## Request
Return each entry exactly, omitting nothing.

══════

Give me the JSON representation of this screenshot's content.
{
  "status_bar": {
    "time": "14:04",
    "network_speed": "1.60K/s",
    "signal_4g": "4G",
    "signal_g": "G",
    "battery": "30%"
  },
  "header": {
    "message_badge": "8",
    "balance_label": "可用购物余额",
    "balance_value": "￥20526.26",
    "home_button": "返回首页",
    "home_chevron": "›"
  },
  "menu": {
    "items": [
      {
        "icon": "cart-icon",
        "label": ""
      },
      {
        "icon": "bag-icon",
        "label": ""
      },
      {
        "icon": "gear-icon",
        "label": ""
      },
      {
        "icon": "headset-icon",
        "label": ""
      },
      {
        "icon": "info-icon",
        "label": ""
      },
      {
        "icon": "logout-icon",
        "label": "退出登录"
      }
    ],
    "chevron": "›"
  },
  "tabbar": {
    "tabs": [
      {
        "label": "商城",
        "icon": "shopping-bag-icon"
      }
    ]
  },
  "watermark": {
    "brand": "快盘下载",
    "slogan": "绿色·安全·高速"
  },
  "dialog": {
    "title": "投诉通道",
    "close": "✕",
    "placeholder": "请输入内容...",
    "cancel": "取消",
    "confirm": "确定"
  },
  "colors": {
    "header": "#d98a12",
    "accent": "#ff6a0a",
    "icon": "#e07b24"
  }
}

══════

## Solution to the problem
Give me the JSON representation of this screenshot's content.
{
  "status_bar": {
    "time": "14:04",
    "network_speed": "1.60K/s",
    "signal_4g": "4G",
    "signal_g": "G",
    "battery": "30%"
  },
  "header": {
    "message_badge": "8",
    "balance_label": "可用购物余额",
    "balance_value": "￥20526.26",
    "home_button": "返回首页",
    "home_chevron": "›"
  },
  "menu": {
    "items": [
      {
        "icon": "cart-icon",
        "label": ""
      },
      {
        "icon": "bag-icon",
        "label": ""
      },
      {
        "icon": "gear-icon",
        "label": ""
      },
      {
        "icon": "headset-icon",
        "label": ""
      },
      {
        "icon": "info-icon",
        "label": ""
      },
      {
        "icon": "logout-icon",
        "label": "退出登录"
      }
    ],
    "chevron": "›"
  },
  "tabbar": {
    "tabs": [
      {
        "label": "商城",
        "icon": "shopping-bag-icon"
      }
    ]
  },
  "watermark": {
    "brand": "快盘下载",
    "slogan": "绿色·安全·高速"
  },
  "dialog": {
    "title": "投诉通道",
    "close": "✕",
    "placeholder": "请输入内容...",
    "cancel": "取消",
    "confirm": "确定"
  },
  "colors": {
    "header": "#d98a12",
    "accent": "#ff6a0a",
    "icon": "#e07b24"
  }
}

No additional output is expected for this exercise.